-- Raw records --
· · · · ·
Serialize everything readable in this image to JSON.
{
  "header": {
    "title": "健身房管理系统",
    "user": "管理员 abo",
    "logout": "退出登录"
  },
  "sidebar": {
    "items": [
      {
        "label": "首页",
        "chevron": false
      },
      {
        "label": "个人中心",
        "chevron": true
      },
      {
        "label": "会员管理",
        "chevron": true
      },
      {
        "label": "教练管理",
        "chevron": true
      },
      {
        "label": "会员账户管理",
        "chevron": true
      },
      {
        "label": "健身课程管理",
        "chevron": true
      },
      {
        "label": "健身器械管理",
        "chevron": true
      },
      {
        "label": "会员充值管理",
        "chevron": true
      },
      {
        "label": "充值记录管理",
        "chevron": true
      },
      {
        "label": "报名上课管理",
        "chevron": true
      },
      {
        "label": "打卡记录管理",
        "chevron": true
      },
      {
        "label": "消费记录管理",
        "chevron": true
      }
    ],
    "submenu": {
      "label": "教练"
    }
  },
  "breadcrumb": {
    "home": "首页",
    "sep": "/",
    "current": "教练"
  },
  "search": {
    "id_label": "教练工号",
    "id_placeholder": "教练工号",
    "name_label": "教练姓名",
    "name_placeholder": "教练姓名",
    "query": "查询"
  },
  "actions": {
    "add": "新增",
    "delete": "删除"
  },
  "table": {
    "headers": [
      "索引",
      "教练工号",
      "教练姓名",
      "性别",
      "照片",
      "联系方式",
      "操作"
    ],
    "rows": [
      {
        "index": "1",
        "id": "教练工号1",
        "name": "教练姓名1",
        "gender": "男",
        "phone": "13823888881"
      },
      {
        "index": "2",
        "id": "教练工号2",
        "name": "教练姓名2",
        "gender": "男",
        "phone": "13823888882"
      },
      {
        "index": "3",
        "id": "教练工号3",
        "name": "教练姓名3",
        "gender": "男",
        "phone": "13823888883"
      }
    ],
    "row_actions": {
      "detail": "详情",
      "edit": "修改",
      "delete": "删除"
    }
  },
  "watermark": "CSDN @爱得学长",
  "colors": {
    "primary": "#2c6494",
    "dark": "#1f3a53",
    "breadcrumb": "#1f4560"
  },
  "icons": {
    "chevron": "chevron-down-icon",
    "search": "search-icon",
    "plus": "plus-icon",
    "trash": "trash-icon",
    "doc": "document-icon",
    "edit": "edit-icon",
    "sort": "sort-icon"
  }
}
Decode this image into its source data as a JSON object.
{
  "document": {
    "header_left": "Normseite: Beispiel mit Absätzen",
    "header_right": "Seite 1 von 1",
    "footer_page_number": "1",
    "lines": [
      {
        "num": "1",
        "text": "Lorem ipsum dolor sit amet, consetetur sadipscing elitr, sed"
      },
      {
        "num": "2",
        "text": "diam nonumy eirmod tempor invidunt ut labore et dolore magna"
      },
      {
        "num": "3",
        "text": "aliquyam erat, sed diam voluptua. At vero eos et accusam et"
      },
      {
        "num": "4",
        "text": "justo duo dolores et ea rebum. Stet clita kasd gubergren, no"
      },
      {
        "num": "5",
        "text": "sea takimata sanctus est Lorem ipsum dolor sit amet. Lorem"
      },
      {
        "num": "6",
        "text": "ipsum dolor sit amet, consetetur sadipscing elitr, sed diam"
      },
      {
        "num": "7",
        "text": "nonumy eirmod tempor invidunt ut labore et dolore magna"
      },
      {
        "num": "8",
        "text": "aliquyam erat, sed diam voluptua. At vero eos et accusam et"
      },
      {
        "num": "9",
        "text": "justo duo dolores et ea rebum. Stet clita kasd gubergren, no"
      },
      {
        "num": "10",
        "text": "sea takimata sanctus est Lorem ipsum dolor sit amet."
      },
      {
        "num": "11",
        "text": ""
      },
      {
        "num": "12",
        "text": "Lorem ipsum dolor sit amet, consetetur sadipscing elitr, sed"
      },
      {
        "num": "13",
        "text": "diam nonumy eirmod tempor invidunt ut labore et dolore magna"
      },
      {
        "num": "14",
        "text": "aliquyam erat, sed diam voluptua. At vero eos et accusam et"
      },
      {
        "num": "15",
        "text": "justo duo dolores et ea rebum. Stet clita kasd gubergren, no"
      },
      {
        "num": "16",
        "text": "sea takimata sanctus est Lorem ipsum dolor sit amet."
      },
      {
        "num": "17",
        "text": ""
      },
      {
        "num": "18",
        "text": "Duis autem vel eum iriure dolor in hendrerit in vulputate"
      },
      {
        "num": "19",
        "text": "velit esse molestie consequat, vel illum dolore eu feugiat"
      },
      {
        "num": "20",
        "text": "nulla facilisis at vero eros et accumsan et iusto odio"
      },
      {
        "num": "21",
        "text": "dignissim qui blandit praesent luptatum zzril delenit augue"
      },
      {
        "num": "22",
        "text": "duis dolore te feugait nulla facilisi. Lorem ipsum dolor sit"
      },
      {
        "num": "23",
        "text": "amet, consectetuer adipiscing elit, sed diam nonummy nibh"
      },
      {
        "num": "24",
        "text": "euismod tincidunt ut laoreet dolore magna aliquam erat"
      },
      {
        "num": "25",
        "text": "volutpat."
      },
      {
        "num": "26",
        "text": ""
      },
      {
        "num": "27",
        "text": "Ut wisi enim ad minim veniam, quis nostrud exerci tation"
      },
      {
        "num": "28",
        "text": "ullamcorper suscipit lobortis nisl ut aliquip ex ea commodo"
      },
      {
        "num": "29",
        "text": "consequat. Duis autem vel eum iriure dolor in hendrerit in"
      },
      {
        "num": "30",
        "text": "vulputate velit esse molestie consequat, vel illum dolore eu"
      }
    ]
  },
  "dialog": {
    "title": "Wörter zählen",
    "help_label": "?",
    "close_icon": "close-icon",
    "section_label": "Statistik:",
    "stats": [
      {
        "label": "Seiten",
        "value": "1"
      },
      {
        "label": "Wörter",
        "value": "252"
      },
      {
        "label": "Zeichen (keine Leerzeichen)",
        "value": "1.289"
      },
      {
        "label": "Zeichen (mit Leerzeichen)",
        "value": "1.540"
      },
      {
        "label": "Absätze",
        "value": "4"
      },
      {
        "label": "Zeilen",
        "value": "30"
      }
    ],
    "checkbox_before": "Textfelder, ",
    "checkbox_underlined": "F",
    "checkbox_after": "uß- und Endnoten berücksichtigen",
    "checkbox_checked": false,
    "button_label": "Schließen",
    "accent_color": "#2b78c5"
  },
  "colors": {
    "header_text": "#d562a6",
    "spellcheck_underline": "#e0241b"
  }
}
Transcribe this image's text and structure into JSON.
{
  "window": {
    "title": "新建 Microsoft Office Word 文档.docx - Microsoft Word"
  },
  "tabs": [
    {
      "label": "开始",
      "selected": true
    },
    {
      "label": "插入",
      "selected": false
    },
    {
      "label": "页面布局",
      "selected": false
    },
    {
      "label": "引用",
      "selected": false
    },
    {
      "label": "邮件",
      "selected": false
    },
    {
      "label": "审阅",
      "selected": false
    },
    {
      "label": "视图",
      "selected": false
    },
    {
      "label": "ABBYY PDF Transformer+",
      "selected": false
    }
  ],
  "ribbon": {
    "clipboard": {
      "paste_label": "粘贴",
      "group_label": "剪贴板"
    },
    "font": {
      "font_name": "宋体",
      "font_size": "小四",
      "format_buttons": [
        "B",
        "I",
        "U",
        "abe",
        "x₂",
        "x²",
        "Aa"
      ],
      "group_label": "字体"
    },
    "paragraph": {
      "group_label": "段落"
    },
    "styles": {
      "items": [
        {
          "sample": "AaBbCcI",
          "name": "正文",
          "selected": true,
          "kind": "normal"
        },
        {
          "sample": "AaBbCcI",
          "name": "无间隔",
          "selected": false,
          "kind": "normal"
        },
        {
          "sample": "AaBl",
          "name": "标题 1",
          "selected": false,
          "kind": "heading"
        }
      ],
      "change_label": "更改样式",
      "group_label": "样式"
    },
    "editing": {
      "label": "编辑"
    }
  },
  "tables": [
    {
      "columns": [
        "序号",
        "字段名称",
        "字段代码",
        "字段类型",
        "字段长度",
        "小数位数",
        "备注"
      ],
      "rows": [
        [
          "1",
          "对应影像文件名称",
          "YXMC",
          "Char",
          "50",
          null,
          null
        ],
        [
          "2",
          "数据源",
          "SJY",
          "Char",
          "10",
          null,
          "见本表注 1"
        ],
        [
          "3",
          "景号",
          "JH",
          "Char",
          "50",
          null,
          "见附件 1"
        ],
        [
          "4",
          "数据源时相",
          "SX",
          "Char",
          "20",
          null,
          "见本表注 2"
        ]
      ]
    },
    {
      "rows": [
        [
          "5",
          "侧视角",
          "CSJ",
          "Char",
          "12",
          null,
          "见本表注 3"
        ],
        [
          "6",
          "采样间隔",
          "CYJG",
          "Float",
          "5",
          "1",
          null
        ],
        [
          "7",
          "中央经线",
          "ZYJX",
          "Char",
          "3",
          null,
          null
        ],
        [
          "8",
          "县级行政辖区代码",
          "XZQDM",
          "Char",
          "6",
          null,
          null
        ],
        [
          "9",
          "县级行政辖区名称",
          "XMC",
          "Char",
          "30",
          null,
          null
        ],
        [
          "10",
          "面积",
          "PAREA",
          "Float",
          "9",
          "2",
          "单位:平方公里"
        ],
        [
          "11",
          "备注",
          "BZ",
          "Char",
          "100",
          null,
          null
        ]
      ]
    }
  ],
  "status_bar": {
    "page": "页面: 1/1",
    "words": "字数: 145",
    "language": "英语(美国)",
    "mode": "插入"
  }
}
· · · · ·
-- WHAT TO PRODUCE --
Look through the material above. Copy each line where the word "esse" appears.

-- ANSWER IN FULL --
        "text": "velit esse molestie consequat, vel illum dolore eu feugiat"
        "text": "vulputate velit esse molestie consequat, vel illum dolore eu"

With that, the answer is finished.